[Data records]

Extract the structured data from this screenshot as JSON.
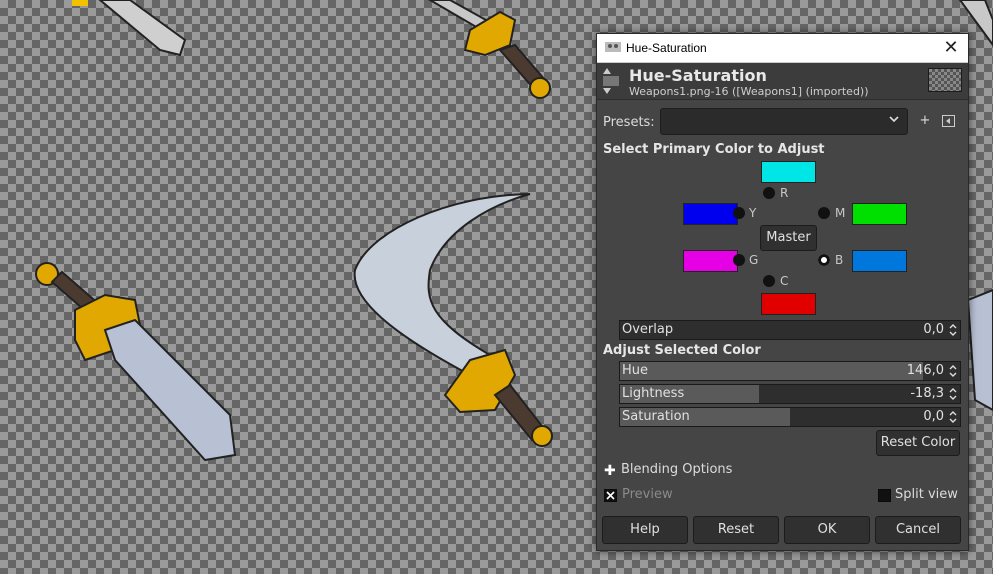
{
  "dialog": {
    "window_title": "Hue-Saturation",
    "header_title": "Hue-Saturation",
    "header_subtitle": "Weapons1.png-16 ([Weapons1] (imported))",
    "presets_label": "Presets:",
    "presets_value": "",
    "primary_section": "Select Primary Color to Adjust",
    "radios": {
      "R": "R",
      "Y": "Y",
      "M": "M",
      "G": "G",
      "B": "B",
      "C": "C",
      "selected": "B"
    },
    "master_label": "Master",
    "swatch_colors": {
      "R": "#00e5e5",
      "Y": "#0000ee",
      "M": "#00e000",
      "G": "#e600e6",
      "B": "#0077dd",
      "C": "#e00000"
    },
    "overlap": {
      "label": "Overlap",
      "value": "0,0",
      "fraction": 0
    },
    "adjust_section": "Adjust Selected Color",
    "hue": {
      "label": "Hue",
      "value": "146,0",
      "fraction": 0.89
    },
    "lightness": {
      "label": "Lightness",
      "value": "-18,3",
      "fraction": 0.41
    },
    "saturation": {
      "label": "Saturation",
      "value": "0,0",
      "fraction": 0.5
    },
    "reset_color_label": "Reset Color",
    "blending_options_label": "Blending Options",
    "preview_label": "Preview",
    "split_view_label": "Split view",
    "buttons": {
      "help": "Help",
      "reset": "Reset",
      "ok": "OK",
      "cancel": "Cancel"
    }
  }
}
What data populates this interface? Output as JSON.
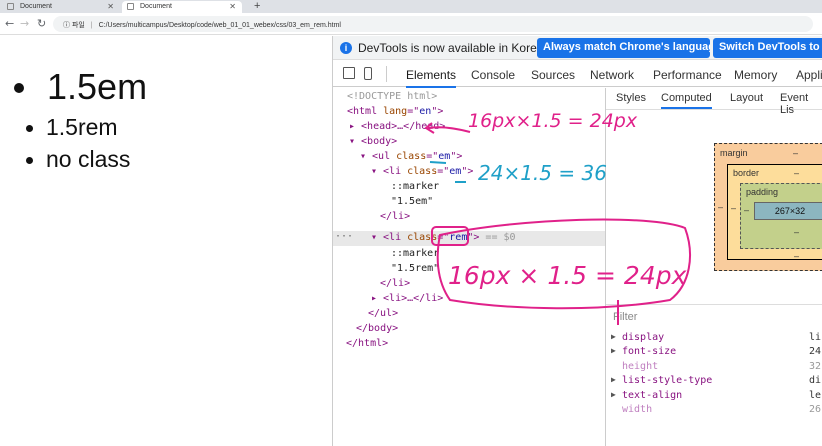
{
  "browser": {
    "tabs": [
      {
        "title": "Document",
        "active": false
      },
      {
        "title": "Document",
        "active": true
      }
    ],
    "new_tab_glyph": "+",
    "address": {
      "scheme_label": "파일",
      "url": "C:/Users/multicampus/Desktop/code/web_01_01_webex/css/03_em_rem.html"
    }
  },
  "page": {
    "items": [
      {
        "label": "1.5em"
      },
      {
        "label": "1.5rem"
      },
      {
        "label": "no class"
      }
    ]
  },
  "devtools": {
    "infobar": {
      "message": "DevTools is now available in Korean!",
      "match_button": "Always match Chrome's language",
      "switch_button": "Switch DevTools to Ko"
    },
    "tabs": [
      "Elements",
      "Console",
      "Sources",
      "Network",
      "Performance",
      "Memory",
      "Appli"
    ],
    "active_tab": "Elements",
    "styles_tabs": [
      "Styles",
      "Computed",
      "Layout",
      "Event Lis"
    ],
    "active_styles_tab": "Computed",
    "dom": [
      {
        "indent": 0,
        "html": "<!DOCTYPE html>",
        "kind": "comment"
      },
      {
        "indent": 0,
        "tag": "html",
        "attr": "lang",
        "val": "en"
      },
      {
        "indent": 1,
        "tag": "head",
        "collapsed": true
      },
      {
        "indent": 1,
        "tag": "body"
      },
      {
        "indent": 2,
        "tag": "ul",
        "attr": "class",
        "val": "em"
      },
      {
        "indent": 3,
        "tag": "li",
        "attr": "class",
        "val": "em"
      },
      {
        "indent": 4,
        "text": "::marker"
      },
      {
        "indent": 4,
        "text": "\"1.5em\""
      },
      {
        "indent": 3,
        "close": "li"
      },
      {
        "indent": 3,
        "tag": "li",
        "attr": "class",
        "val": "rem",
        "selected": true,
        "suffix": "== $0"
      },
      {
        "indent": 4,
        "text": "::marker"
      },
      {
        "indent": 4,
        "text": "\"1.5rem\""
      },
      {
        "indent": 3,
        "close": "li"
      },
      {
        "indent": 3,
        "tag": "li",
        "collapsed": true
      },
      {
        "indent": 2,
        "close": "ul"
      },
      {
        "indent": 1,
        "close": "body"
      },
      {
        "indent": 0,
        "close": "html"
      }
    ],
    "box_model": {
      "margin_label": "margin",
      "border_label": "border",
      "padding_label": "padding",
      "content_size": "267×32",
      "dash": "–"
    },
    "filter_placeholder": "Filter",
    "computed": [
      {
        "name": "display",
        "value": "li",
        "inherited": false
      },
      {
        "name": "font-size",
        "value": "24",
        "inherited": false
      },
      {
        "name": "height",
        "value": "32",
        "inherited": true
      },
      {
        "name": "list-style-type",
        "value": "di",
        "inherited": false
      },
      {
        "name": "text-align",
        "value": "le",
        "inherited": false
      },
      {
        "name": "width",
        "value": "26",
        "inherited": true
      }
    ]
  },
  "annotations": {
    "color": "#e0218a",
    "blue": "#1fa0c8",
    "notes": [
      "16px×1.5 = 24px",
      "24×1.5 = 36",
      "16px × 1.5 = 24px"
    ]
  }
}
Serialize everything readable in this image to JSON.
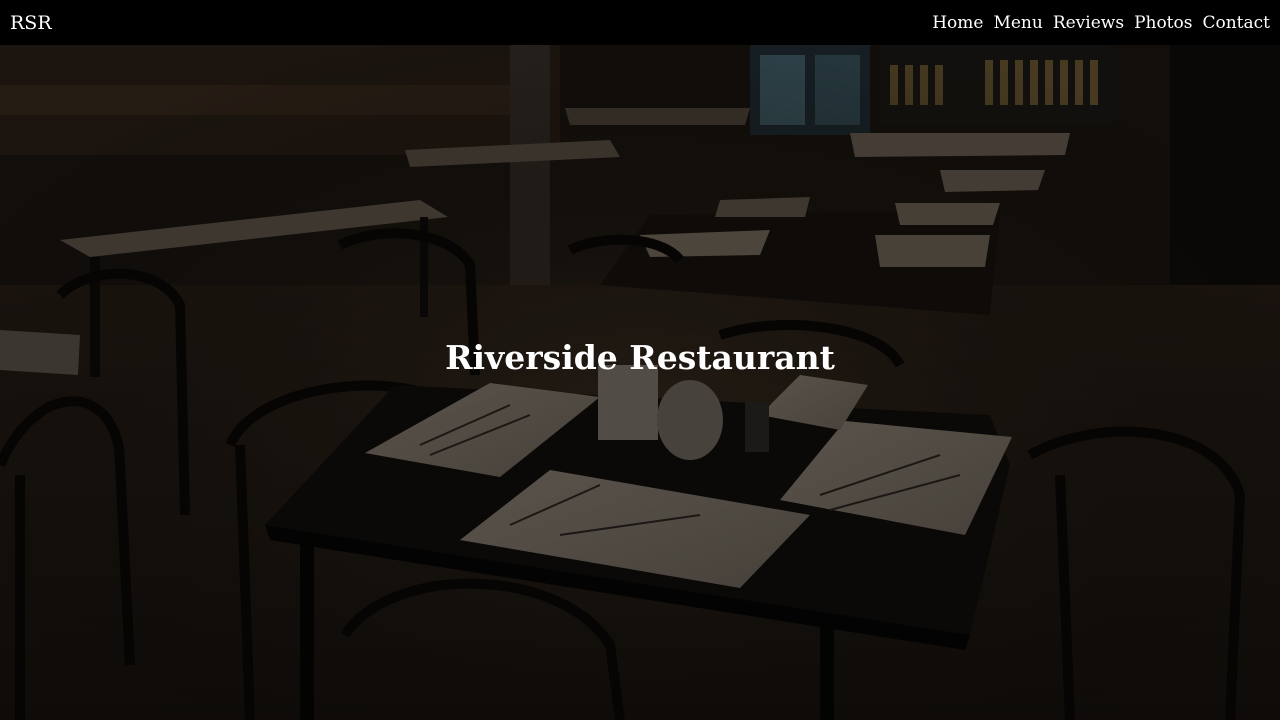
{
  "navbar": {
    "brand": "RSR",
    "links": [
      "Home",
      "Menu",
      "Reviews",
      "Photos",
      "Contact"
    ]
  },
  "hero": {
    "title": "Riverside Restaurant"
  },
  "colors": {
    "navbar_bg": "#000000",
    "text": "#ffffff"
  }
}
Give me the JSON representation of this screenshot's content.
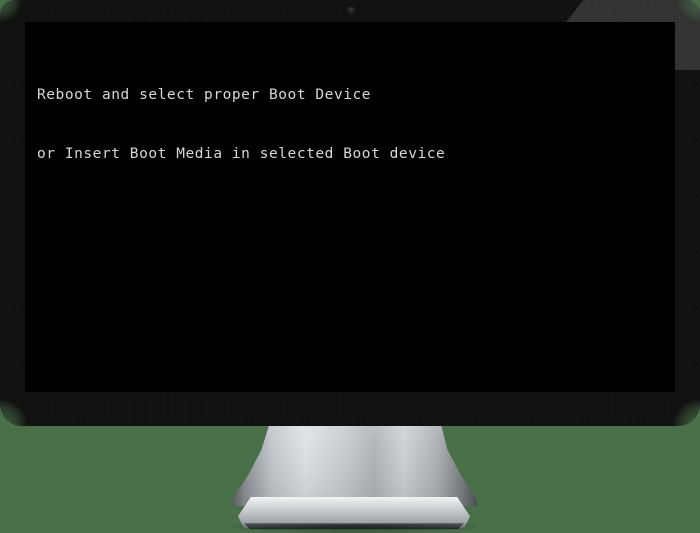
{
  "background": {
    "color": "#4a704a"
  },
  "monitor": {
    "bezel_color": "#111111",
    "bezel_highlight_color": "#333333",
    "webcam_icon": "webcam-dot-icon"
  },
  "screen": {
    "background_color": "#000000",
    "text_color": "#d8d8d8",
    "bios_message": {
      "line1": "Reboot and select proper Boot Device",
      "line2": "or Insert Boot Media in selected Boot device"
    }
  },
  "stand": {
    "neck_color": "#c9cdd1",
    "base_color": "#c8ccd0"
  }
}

Task goal — Identify every line above with the string "close" in it. Copy those lines.

Result for this exercise —
        "close": "li"
        "close": "li"
        "close": "ul"
        "close": "body"
        "close": "html"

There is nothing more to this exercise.